● THE EXERCISE: Write out the records word for word, with no pictures.
### DATA SHOWN
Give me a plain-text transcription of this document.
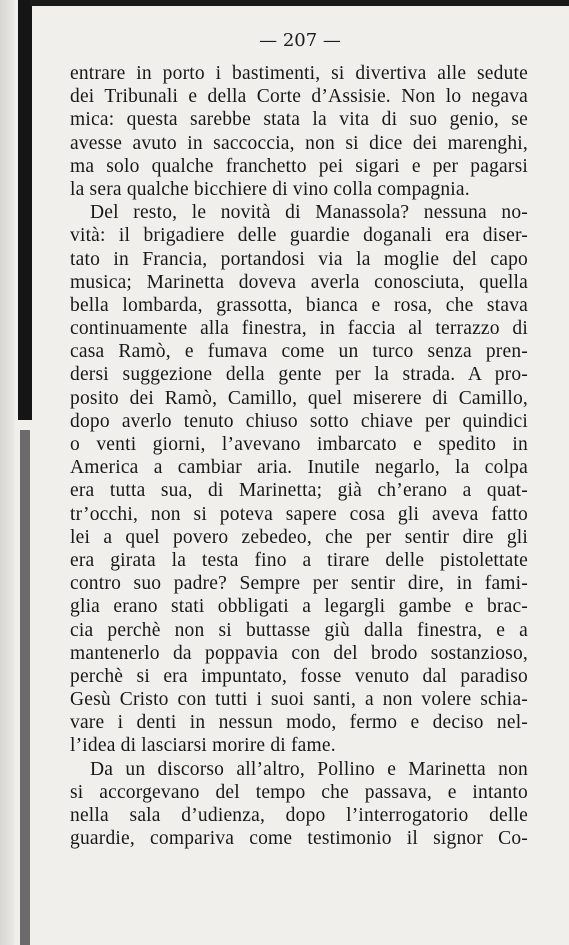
— 207 —
entrare in porto i bastimenti, si divertiva alle sedute
dei Tribunali e della Corte d’Assisie. Non lo negava
mica: questa sarebbe stata la vita di suo genio, se
avesse avuto in saccoccia, non si dice dei marenghi,
ma solo qualche franchetto pei sigari e per pagarsi
la sera qualche bicchiere di vino colla compagnia.
Del resto, le novità di Manassola? nessuna no-
vità: il brigadiere delle guardie doganali era diser-
tato in Francia, portandosi via la moglie del capo
musica; Marinetta doveva averla conosciuta, quella
bella lombarda, grassotta, bianca e rosa, che stava
continuamente alla finestra, in faccia al terrazzo di
casa Ramò, e fumava come un turco senza pren-
dersi suggezione della gente per la strada. A pro-
posito dei Ramò, Camillo, quel miserere di Camillo,
dopo averlo tenuto chiuso sotto chiave per quindici
o venti giorni, l’avevano imbarcato e spedito in
America a cambiar aria. Inutile negarlo, la colpa
era tutta sua, di Marinetta; già ch’erano a quat-
tr’occhi, non si poteva sapere cosa gli aveva fatto
lei a quel povero zebedeo, che per sentir dire gli
era girata la testa fino a tirare delle pistolettate
contro suo padre? Sempre per sentir dire, in fami-
glia erano stati obbligati a legargli gambe e brac-
cia perchè non si buttasse giù dalla finestra, e a
mantenerlo da poppavia con del brodo sostanzioso,
perchè si era impuntato, fosse venuto dal paradiso
Gesù Cristo con tutti i suoi santi, a non volere schia-
vare i denti in nessun modo, fermo e deciso nel-
l’idea di lasciarsi morire di fame.
Da un discorso all’altro, Pollino e Marinetta non
si accorgevano del tempo che passava, e intanto
nella sala d’udienza, dopo l’interrogatorio delle
guardie, compariva come testimonio il signor Co-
######
● TASK RESPONSE:
Give me a plain-text transcription of this document.
— 207 —
entrare in porto i bastimenti, si divertiva alle sedute
dei Tribunali e della Corte d’Assisie. Non lo negava
mica: questa sarebbe stata la vita di suo genio, se
avesse avuto in saccoccia, non si dice dei marenghi,
ma solo qualche franchetto pei sigari e per pagarsi
la sera qualche bicchiere di vino colla compagnia.
Del resto, le novità di Manassola? nessuna no-
vità: il brigadiere delle guardie doganali era diser-
tato in Francia, portandosi via la moglie del capo
musica; Marinetta doveva averla conosciuta, quella
bella lombarda, grassotta, bianca e rosa, che stava
continuamente alla finestra, in faccia al terrazzo di
casa Ramò, e fumava come un turco senza pren-
dersi suggezione della gente per la strada. A pro-
posito dei Ramò, Camillo, quel miserere di Camillo,
dopo averlo tenuto chiuso sotto chiave per quindici
o venti giorni, l’avevano imbarcato e spedito in
America a cambiar aria. Inutile negarlo, la colpa
era tutta sua, di Marinetta; già ch’erano a quat-
tr’occhi, non si poteva sapere cosa gli aveva fatto
lei a quel povero zebedeo, che per sentir dire gli
era girata la testa fino a tirare delle pistolettate
contro suo padre? Sempre per sentir dire, in fami-
glia erano stati obbligati a legargli gambe e brac-
cia perchè non si buttasse giù dalla finestra, e a
mantenerlo da poppavia con del brodo sostanzioso,
perchè si era impuntato, fosse venuto dal paradiso
Gesù Cristo con tutti i suoi santi, a non volere schia-
vare i denti in nessun modo, fermo e deciso nel-
l’idea di lasciarsi morire di fame.
Da un discorso all’altro, Pollino e Marinetta non
si accorgevano del tempo che passava, e intanto
nella sala d’udienza, dopo l’interrogatorio delle
guardie, compariva come testimonio il signor Co-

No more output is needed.